== Directive ==
Repeat each line of the material below exactly as it appears, minus any pictures.

### Input material

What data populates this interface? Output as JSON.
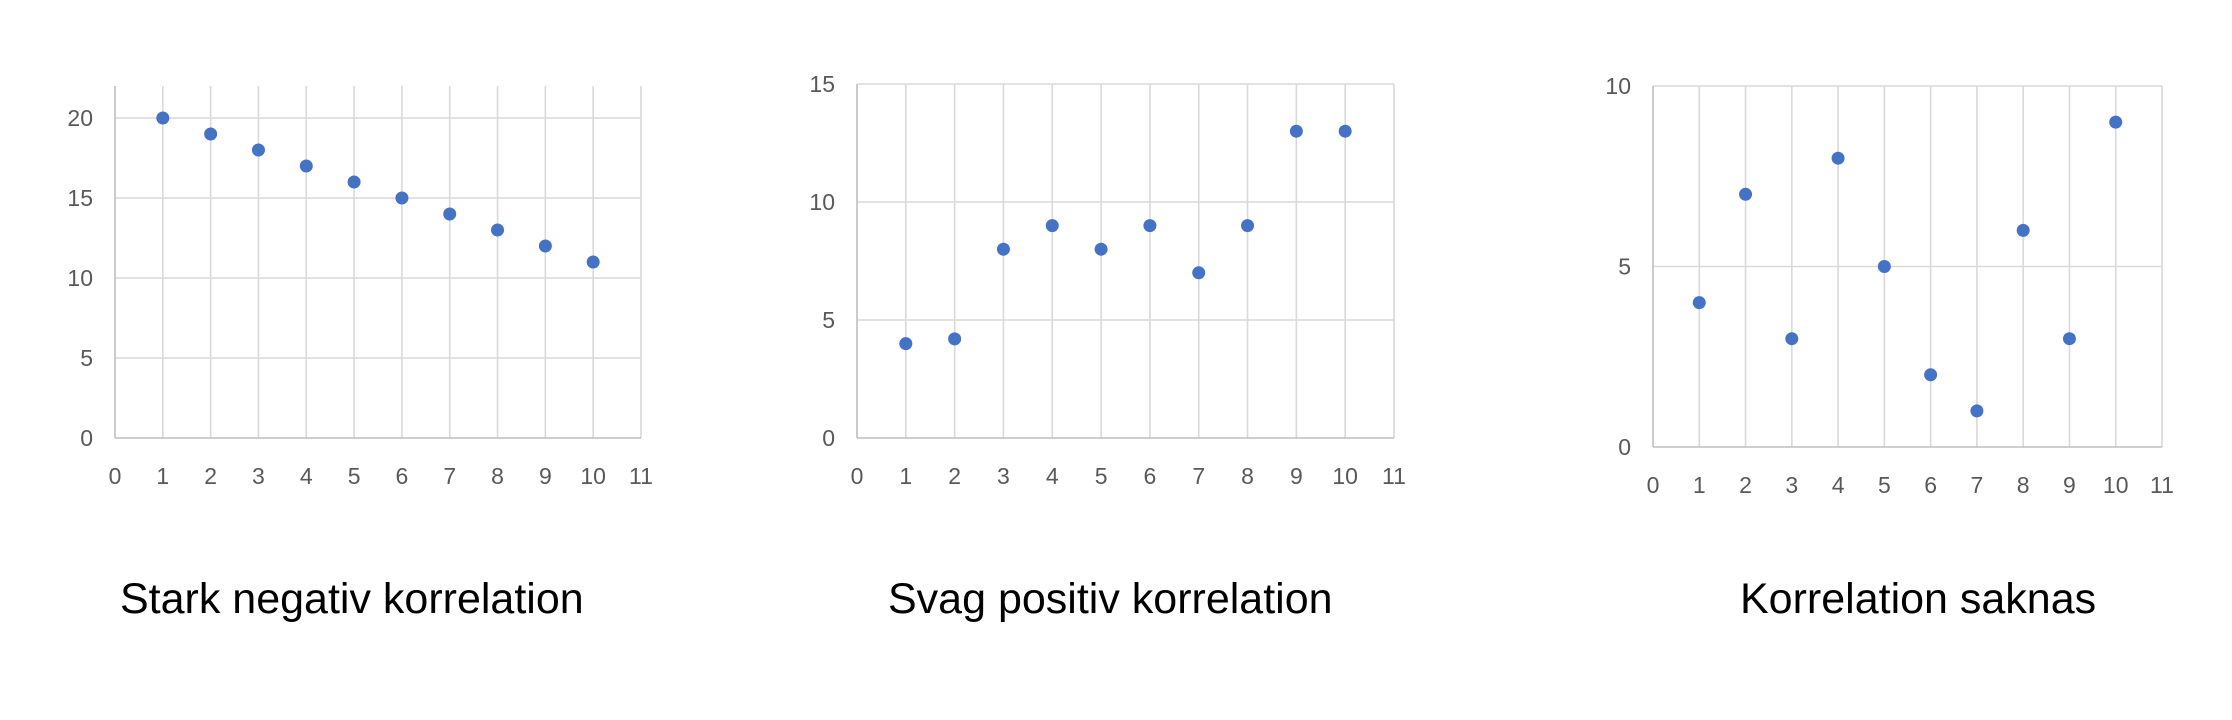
{
  "marker_color": "#4472C4",
  "chart_data": [
    {
      "type": "scatter",
      "title": "",
      "caption": "Stark negativ korrelation",
      "xlabel": "",
      "ylabel": "",
      "xlim": [
        0,
        11
      ],
      "ylim": [
        0,
        22
      ],
      "x_ticks": [
        0,
        1,
        2,
        3,
        4,
        5,
        6,
        7,
        8,
        9,
        10,
        11
      ],
      "y_ticks": [
        0,
        5,
        10,
        15,
        20
      ],
      "grid": true,
      "series": [
        {
          "x": [
            1,
            2,
            3,
            4,
            5,
            6,
            7,
            8,
            9,
            10
          ],
          "y": [
            20,
            19,
            18,
            17,
            16,
            15,
            14,
            13,
            12,
            11
          ]
        }
      ]
    },
    {
      "type": "scatter",
      "title": "",
      "caption": "Svag positiv korrelation",
      "xlabel": "",
      "ylabel": "",
      "xlim": [
        0,
        11
      ],
      "ylim": [
        0,
        15
      ],
      "x_ticks": [
        0,
        1,
        2,
        3,
        4,
        5,
        6,
        7,
        8,
        9,
        10,
        11
      ],
      "y_ticks": [
        0,
        5,
        10,
        15
      ],
      "grid": true,
      "series": [
        {
          "x": [
            1,
            2,
            3,
            4,
            5,
            6,
            7,
            8,
            9,
            10
          ],
          "y": [
            4,
            4.2,
            8,
            9,
            8,
            9,
            7,
            9,
            13,
            13
          ]
        }
      ]
    },
    {
      "type": "scatter",
      "title": "",
      "caption": "Korrelation saknas",
      "xlabel": "",
      "ylabel": "",
      "xlim": [
        0,
        11
      ],
      "ylim": [
        0,
        10
      ],
      "x_ticks": [
        0,
        1,
        2,
        3,
        4,
        5,
        6,
        7,
        8,
        9,
        10,
        11
      ],
      "y_ticks": [
        0,
        5,
        10
      ],
      "grid": true,
      "series": [
        {
          "x": [
            1,
            2,
            3,
            4,
            5,
            6,
            7,
            8,
            9,
            10
          ],
          "y": [
            4,
            7,
            3,
            8,
            5,
            2,
            1,
            6,
            3,
            9
          ]
        }
      ]
    }
  ]
}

######

== The solution ==
What data populates this interface? Output as JSON.
{
  "marker_color": "#4472C4",
  "chart_data": [
    {
      "type": "scatter",
      "title": "",
      "caption": "Stark negativ korrelation",
      "xlabel": "",
      "ylabel": "",
      "xlim": [
        0,
        11
      ],
      "ylim": [
        0,
        22
      ],
      "x_ticks": [
        0,
        1,
        2,
        3,
        4,
        5,
        6,
        7,
        8,
        9,
        10,
        11
      ],
      "y_ticks": [
        0,
        5,
        10,
        15,
        20
      ],
      "grid": true,
      "series": [
        {
          "x": [
            1,
            2,
            3,
            4,
            5,
            6,
            7,
            8,
            9,
            10
          ],
          "y": [
            20,
            19,
            18,
            17,
            16,
            15,
            14,
            13,
            12,
            11
          ]
        }
      ]
    },
    {
      "type": "scatter",
      "title": "",
      "caption": "Svag positiv korrelation",
      "xlabel": "",
      "ylabel": "",
      "xlim": [
        0,
        11
      ],
      "ylim": [
        0,
        15
      ],
      "x_ticks": [
        0,
        1,
        2,
        3,
        4,
        5,
        6,
        7,
        8,
        9,
        10,
        11
      ],
      "y_ticks": [
        0,
        5,
        10,
        15
      ],
      "grid": true,
      "series": [
        {
          "x": [
            1,
            2,
            3,
            4,
            5,
            6,
            7,
            8,
            9,
            10
          ],
          "y": [
            4,
            4.2,
            8,
            9,
            8,
            9,
            7,
            9,
            13,
            13
          ]
        }
      ]
    },
    {
      "type": "scatter",
      "title": "",
      "caption": "Korrelation saknas",
      "xlabel": "",
      "ylabel": "",
      "xlim": [
        0,
        11
      ],
      "ylim": [
        0,
        10
      ],
      "x_ticks": [
        0,
        1,
        2,
        3,
        4,
        5,
        6,
        7,
        8,
        9,
        10,
        11
      ],
      "y_ticks": [
        0,
        5,
        10
      ],
      "grid": true,
      "series": [
        {
          "x": [
            1,
            2,
            3,
            4,
            5,
            6,
            7,
            8,
            9,
            10
          ],
          "y": [
            4,
            7,
            3,
            8,
            5,
            2,
            1,
            6,
            3,
            9
          ]
        }
      ]
    }
  ]
}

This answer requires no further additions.